**What you are asked to do**
Where the string "name" occurs in the material below, report the whole line.

**Task input**
============================================================

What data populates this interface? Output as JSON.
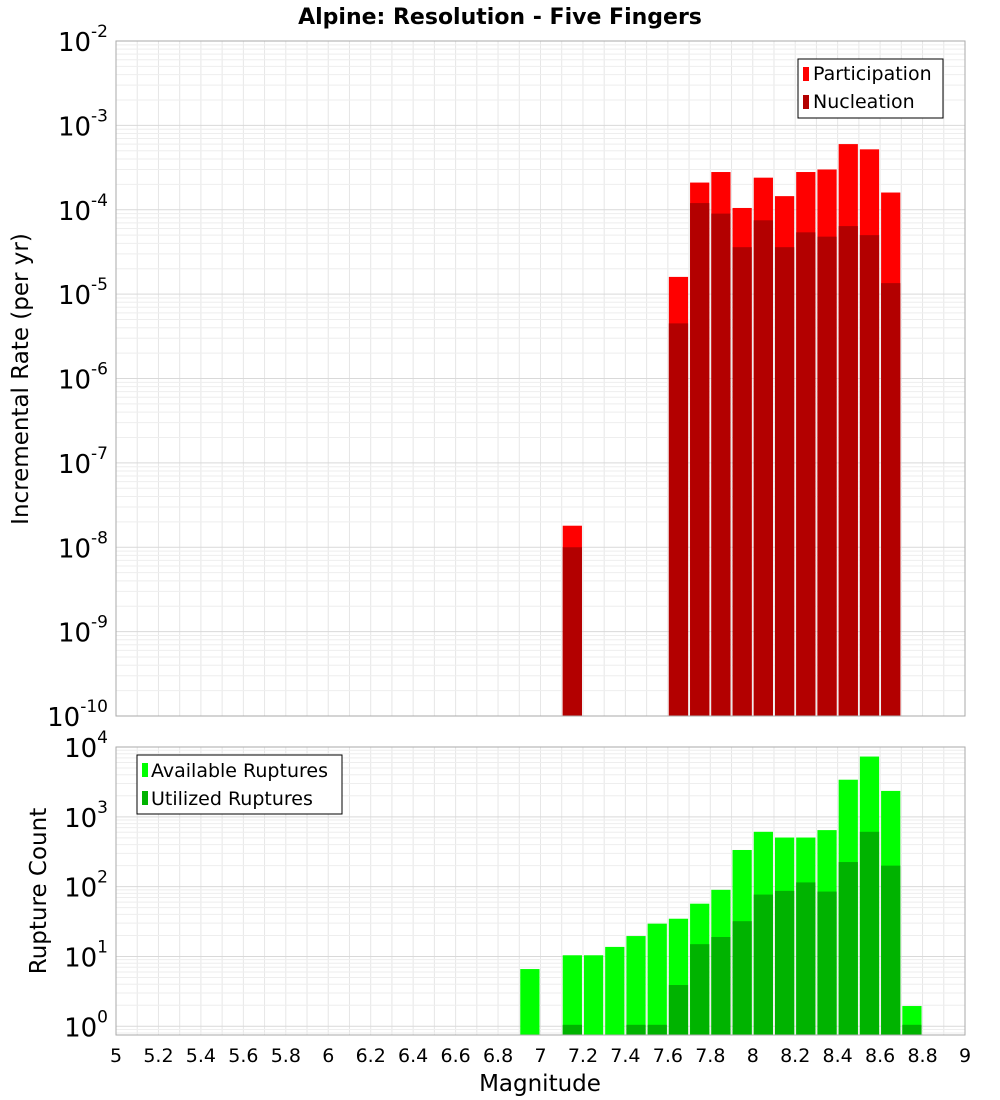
{
  "chart_data": [
    {
      "type": "bar",
      "title": "Alpine: Resolution - Five Fingers",
      "xlabel": "Magnitude",
      "ylabel": "Incremental Rate (per yr)",
      "yscale": "log",
      "ylim": [
        1e-10,
        0.01
      ],
      "xlim": [
        5,
        9
      ],
      "y_ticks": [
        {
          "base": "10",
          "exp": "-10"
        },
        {
          "base": "10",
          "exp": "-9"
        },
        {
          "base": "10",
          "exp": "-8"
        },
        {
          "base": "10",
          "exp": "-7"
        },
        {
          "base": "10",
          "exp": "-6"
        },
        {
          "base": "10",
          "exp": "-5"
        },
        {
          "base": "10",
          "exp": "-4"
        },
        {
          "base": "10",
          "exp": "-3"
        },
        {
          "base": "10",
          "exp": "-2"
        }
      ],
      "grid": true,
      "legend": "top-right",
      "series": [
        {
          "name": "Participation",
          "color": "#ff0000",
          "x": [
            7.15,
            7.65,
            7.75,
            7.85,
            7.95,
            8.05,
            8.15,
            8.25,
            8.35,
            8.45,
            8.55,
            8.65
          ],
          "values": [
            1.8e-08,
            1.6e-05,
            0.00021,
            0.00028,
            0.000105,
            0.00024,
            0.000145,
            0.00028,
            0.0003,
            0.0006,
            0.00052,
            0.00016
          ]
        },
        {
          "name": "Nucleation",
          "color": "#b30000",
          "x": [
            7.15,
            7.65,
            7.75,
            7.85,
            7.95,
            8.05,
            8.15,
            8.25,
            8.35,
            8.45,
            8.55,
            8.65
          ],
          "values": [
            1e-08,
            4.5e-06,
            0.00012,
            9e-05,
            3.6e-05,
            7.5e-05,
            3.6e-05,
            5.4e-05,
            4.8e-05,
            6.4e-05,
            5e-05,
            1.35e-05
          ]
        }
      ]
    },
    {
      "type": "bar",
      "xlabel": "Magnitude",
      "ylabel": "Rupture Count",
      "yscale": "log",
      "ylim": [
        0.75,
        10000
      ],
      "xlim": [
        5,
        9
      ],
      "x_ticks": [
        "5",
        "5.2",
        "5.4",
        "5.6",
        "5.8",
        "6",
        "6.2",
        "6.4",
        "6.6",
        "6.8",
        "7",
        "7.2",
        "7.4",
        "7.6",
        "7.8",
        "8",
        "8.2",
        "8.4",
        "8.6",
        "8.8",
        "9"
      ],
      "y_ticks": [
        {
          "base": "10",
          "exp": "0"
        },
        {
          "base": "10",
          "exp": "1"
        },
        {
          "base": "10",
          "exp": "2"
        },
        {
          "base": "10",
          "exp": "3"
        },
        {
          "base": "10",
          "exp": "4"
        }
      ],
      "grid": true,
      "legend": "top-left",
      "series": [
        {
          "name": "Available Ruptures",
          "color": "#00ff00",
          "x": [
            6.95,
            7.15,
            7.25,
            7.35,
            7.45,
            7.55,
            7.65,
            7.75,
            7.85,
            7.95,
            8.05,
            8.15,
            8.25,
            8.35,
            8.45,
            8.55,
            8.65,
            8.75
          ],
          "values": [
            6.6,
            10.4,
            10.4,
            13.7,
            19.6,
            29.5,
            34.7,
            57.0,
            90.0,
            335,
            610,
            505,
            505,
            645,
            3400,
            7300,
            2350,
            1.95
          ]
        },
        {
          "name": "Utilized Ruptures",
          "color": "#00b300",
          "x": [
            7.15,
            7.45,
            7.55,
            7.65,
            7.75,
            7.85,
            7.95,
            8.05,
            8.15,
            8.25,
            8.35,
            8.45,
            8.55,
            8.65,
            8.75
          ],
          "values": [
            1.05,
            1.05,
            1.05,
            3.9,
            15.0,
            19.0,
            32.0,
            77.0,
            87.0,
            115,
            85.0,
            225,
            610,
            200,
            1.05
          ]
        }
      ]
    }
  ]
}
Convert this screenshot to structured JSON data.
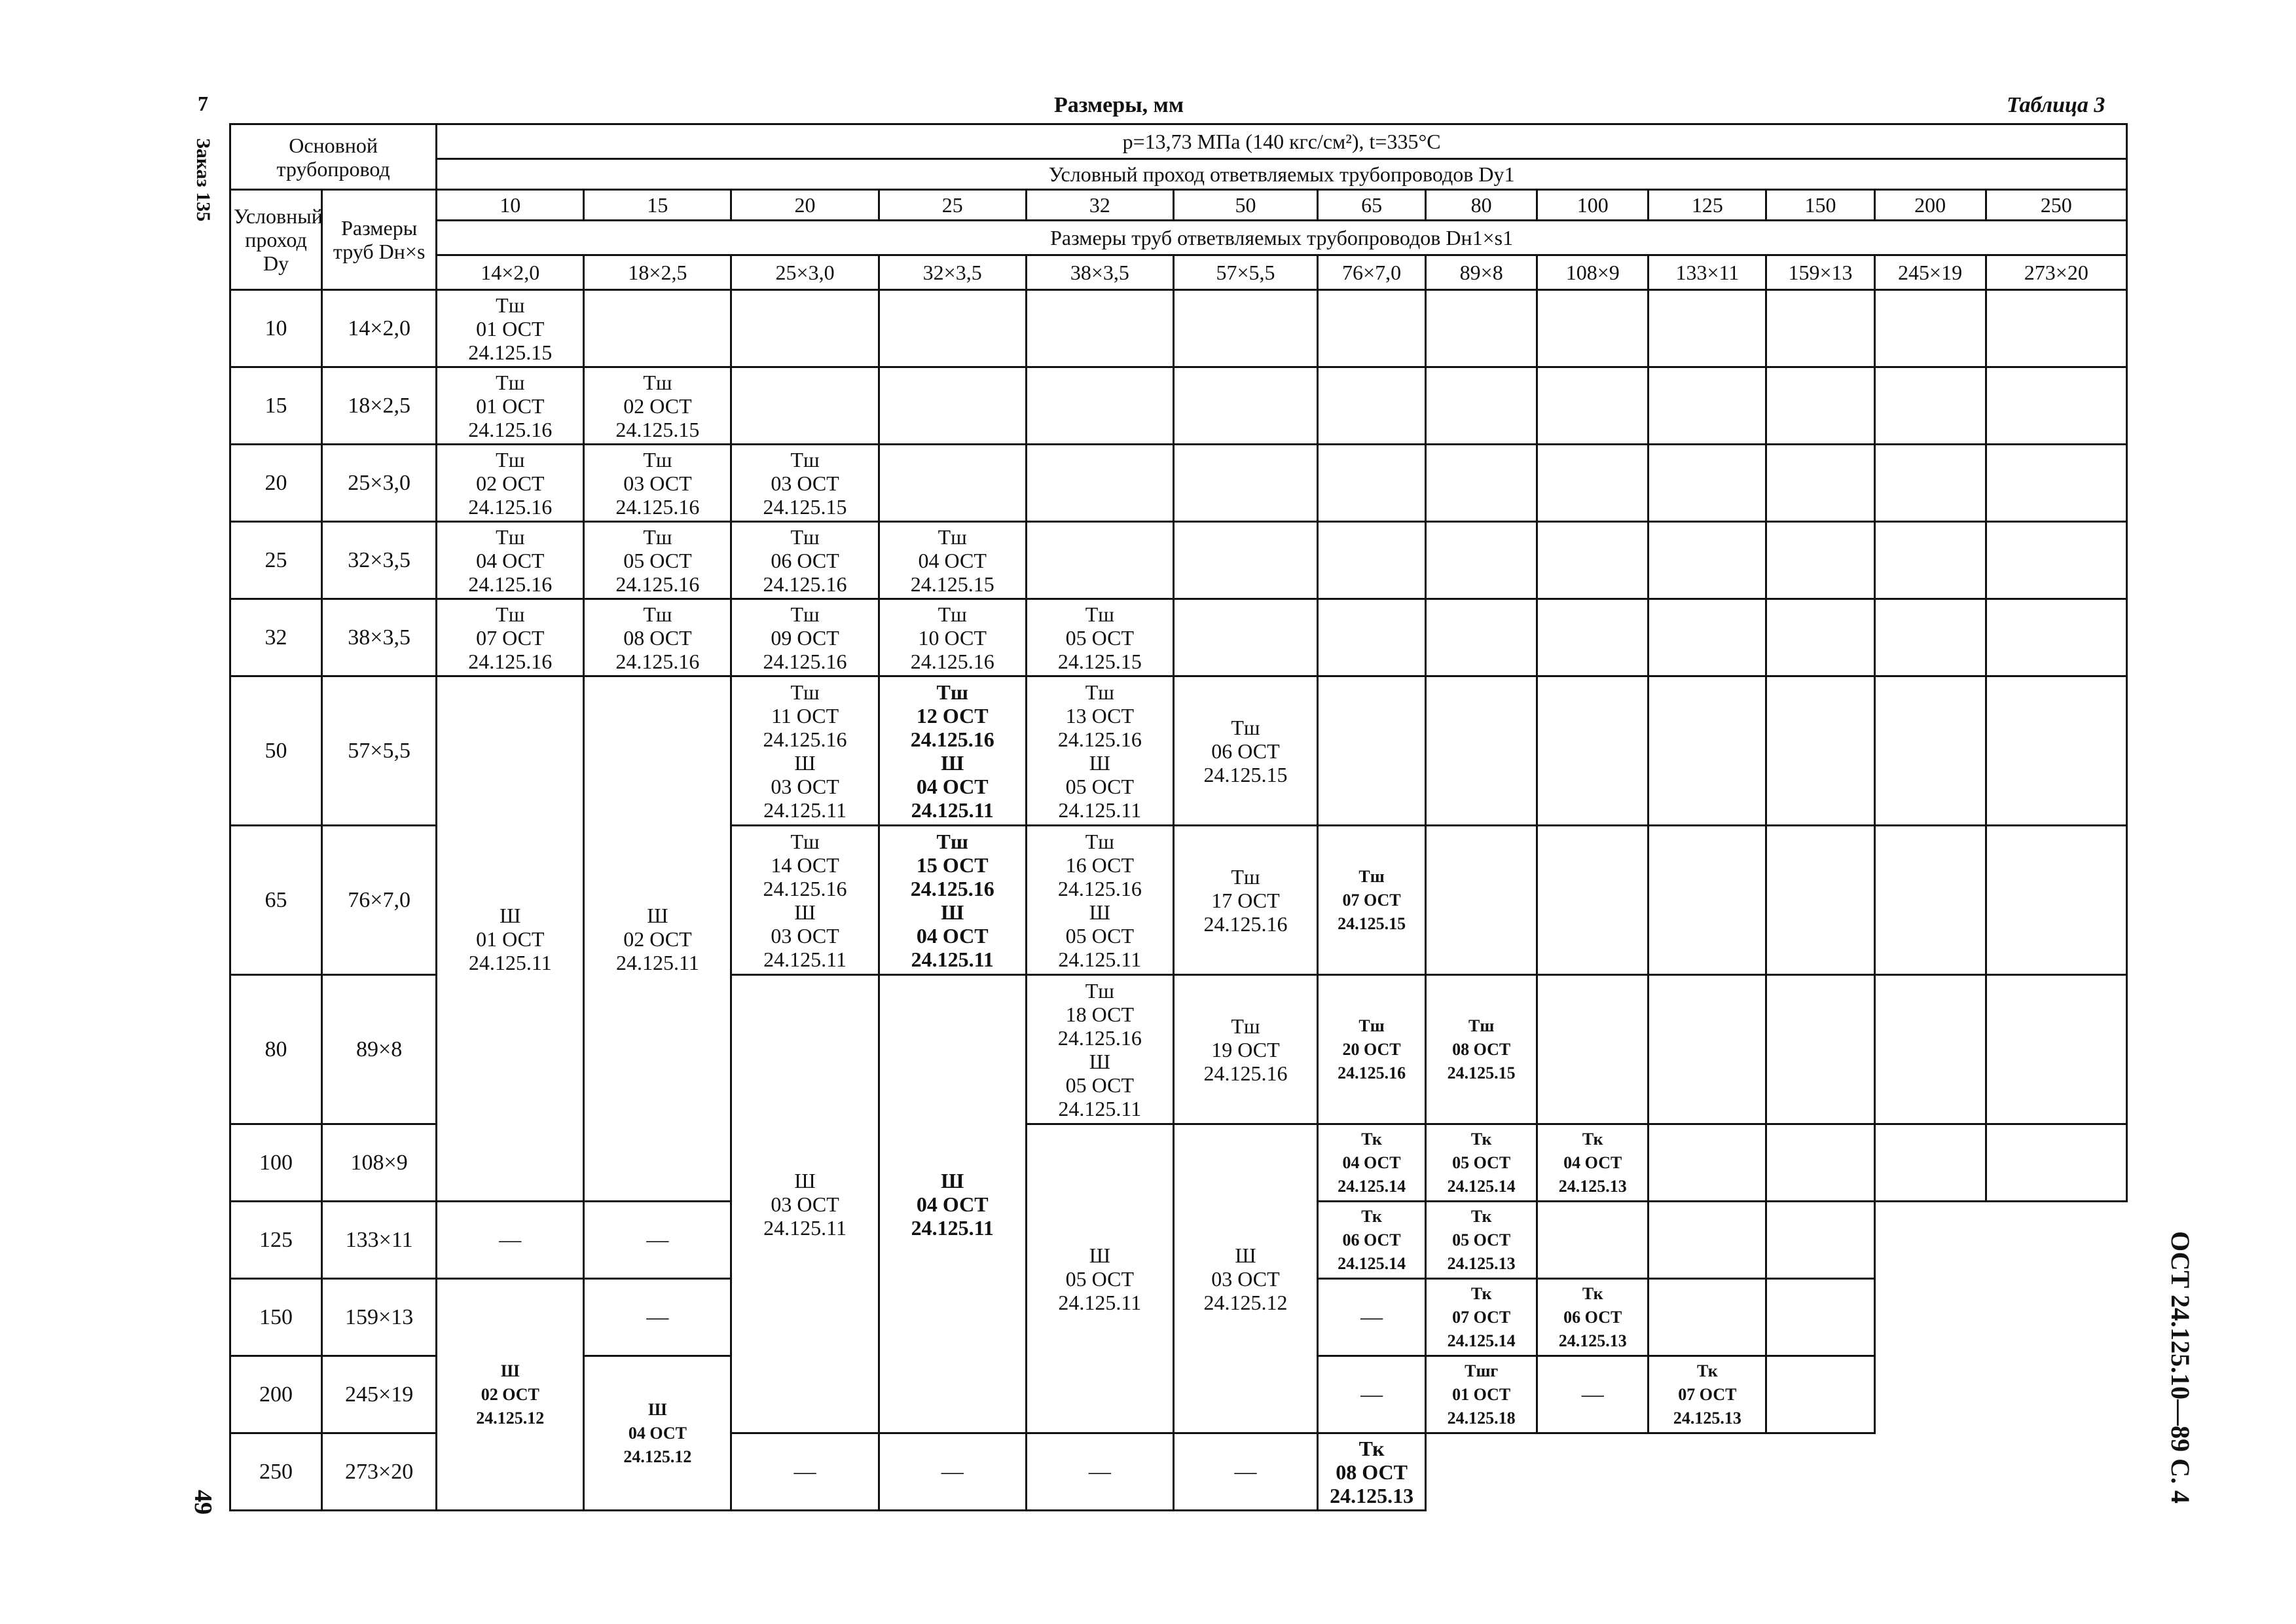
{
  "header": {
    "dimensions": "Размеры, мм",
    "table_label": "Таблица 3",
    "main_pipeline": "Основной трубопровод",
    "pressure": "p=13,73 МПа (140 кгс/см²), t=335°С",
    "branch_dn": "Условный проход ответвляемых трубопроводов Dу1",
    "dn": "Условный проход Dу",
    "pipe_size": "Размеры труб Dн×s",
    "branch_size": "Размеры труб ответвляемых трубопроводов Dн1×s1"
  },
  "margins": {
    "left_top": "7",
    "order": "Заказ 135",
    "page": "49",
    "standard": "ОСТ 24.125.10—89  С. 4"
  },
  "columns": {
    "dn": [
      "10",
      "15",
      "20",
      "25",
      "32",
      "50",
      "65",
      "80",
      "100",
      "125",
      "150",
      "200",
      "250"
    ],
    "size": [
      "14×2,0",
      "18×2,5",
      "25×3,0",
      "32×3,5",
      "38×3,5",
      "57×5,5",
      "76×7,0",
      "89×8",
      "108×9",
      "133×11",
      "159×13",
      "245×19",
      "273×20"
    ]
  },
  "rows": [
    {
      "dn": "10",
      "size": "14×2,0"
    },
    {
      "dn": "15",
      "size": "18×2,5"
    },
    {
      "dn": "20",
      "size": "25×3,0"
    },
    {
      "dn": "25",
      "size": "32×3,5"
    },
    {
      "dn": "32",
      "size": "38×3,5"
    },
    {
      "dn": "50",
      "size": "57×5,5"
    },
    {
      "dn": "65",
      "size": "76×7,0"
    },
    {
      "dn": "80",
      "size": "89×8"
    },
    {
      "dn": "100",
      "size": "108×9"
    },
    {
      "dn": "125",
      "size": "133×11"
    },
    {
      "dn": "150",
      "size": "159×13"
    },
    {
      "dn": "200",
      "size": "245×19"
    },
    {
      "dn": "250",
      "size": "273×20"
    }
  ],
  "cells": {
    "dash": "—",
    "r10_c10": [
      "Тш",
      "01 ОСТ",
      "24.125.15"
    ],
    "r15_c10": [
      "Тш",
      "01 ОСТ",
      "24.125.16"
    ],
    "r15_c15": [
      "Тш",
      "02 ОСТ",
      "24.125.15"
    ],
    "r20_c10": [
      "Тш",
      "02 ОСТ",
      "24.125.16"
    ],
    "r20_c15": [
      "Тш",
      "03 ОСТ",
      "24.125.16"
    ],
    "r20_c20": [
      "Тш",
      "03 ОСТ",
      "24.125.15"
    ],
    "r25_c10": [
      "Тш",
      "04 ОСТ",
      "24.125.16"
    ],
    "r25_c15": [
      "Тш",
      "05 ОСТ",
      "24.125.16"
    ],
    "r25_c20": [
      "Тш",
      "06 ОСТ",
      "24.125.16"
    ],
    "r25_c25": [
      "Тш",
      "04 ОСТ",
      "24.125.15"
    ],
    "r32_c10": [
      "Тш",
      "07 ОСТ",
      "24.125.16"
    ],
    "r32_c15": [
      "Тш",
      "08 ОСТ",
      "24.125.16"
    ],
    "r32_c20": [
      "Тш",
      "09 ОСТ",
      "24.125.16"
    ],
    "r32_c25": [
      "Тш",
      "10 ОСТ",
      "24.125.16"
    ],
    "r32_c32": [
      "Тш",
      "05 ОСТ",
      "24.125.15"
    ],
    "rbig_c10": [
      "Ш",
      "01 ОСТ",
      "24.125.11"
    ],
    "rbig_c15": [
      "Ш",
      "02 ОСТ",
      "24.125.11"
    ],
    "r50_c20": [
      "Тш",
      "11 ОСТ",
      "24.125.16",
      "Ш",
      "03 ОСТ",
      "24.125.11"
    ],
    "r50_c25": [
      "Тш",
      "12 ОСТ",
      "24.125.16",
      "Ш",
      "04 ОСТ",
      "24.125.11"
    ],
    "r50_c32": [
      "Тш",
      "13 ОСТ",
      "24.125.16",
      "Ш",
      "05 ОСТ",
      "24.125.11"
    ],
    "r50_c50": [
      "Тш",
      "06 ОСТ",
      "24.125.15"
    ],
    "r65_c20": [
      "Тш",
      "14 ОСТ",
      "24.125.16",
      "Ш",
      "03 ОСТ",
      "24.125.11"
    ],
    "r65_c25": [
      "Тш",
      "15 ОСТ",
      "24.125.16",
      "Ш",
      "04 ОСТ",
      "24.125.11"
    ],
    "r65_c32": [
      "Тш",
      "16 ОСТ",
      "24.125.16",
      "Ш",
      "05 ОСТ",
      "24.125.11"
    ],
    "r65_c50": [
      "Тш",
      "17 ОСТ",
      "24.125.16"
    ],
    "r65_c65": [
      "Тш",
      "07 ОСТ",
      "24.125.15"
    ],
    "rlow_c20": [
      "Ш",
      "03 ОСТ",
      "24.125.11"
    ],
    "rlow_c25": [
      "Ш",
      "04 ОСТ",
      "24.125.11"
    ],
    "r80_c32": [
      "Тш",
      "18 ОСТ",
      "24.125.16",
      "Ш",
      "05 ОСТ",
      "24.125.11"
    ],
    "r80_c50": [
      "Тш",
      "19 ОСТ",
      "24.125.16"
    ],
    "r80_c65": [
      "Тш",
      "20 ОСТ",
      "24.125.16"
    ],
    "r80_c80": [
      "Тш",
      "08 ОСТ",
      "24.125.15"
    ],
    "rlow_c32": [
      "Ш",
      "05 ОСТ",
      "24.125.11"
    ],
    "rlow_c50": [
      "Ш",
      "03 ОСТ",
      "24.125.12"
    ],
    "r100_c65": [
      "Тк",
      "04 ОСТ",
      "24.125.14"
    ],
    "r100_c80": [
      "Тк",
      "05 ОСТ",
      "24.125.14"
    ],
    "r100_c100": [
      "Тк",
      "04 ОСТ",
      "24.125.13"
    ],
    "r125_c100": [
      "Тк",
      "06 ОСТ",
      "24.125.14"
    ],
    "r125_c125": [
      "Тк",
      "05 ОСТ",
      "24.125.13"
    ],
    "rlow_c65": [
      "Ш",
      "02 ОСТ",
      "24.125.12"
    ],
    "r150_c125": [
      "Тк",
      "07 ОСТ",
      "24.125.14"
    ],
    "r150_c150": [
      "Тк",
      "06 ОСТ",
      "24.125.13"
    ],
    "rlow_c80": [
      "Ш",
      "04 ОСТ",
      "24.125.12"
    ],
    "r200_c125": [
      "Тшг",
      "01 ОСТ",
      "24.125.18"
    ],
    "r200_c200": [
      "Тк",
      "07 ОСТ",
      "24.125.13"
    ],
    "r250_c250": [
      "Тк",
      "08 ОСТ",
      "24.125.13"
    ]
  }
}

============================================================

**The output**
          "name": "Participation",
          "name": "Nucleation",
          "name": "Available Ruptures",
          "name": "Utilized Ruptures",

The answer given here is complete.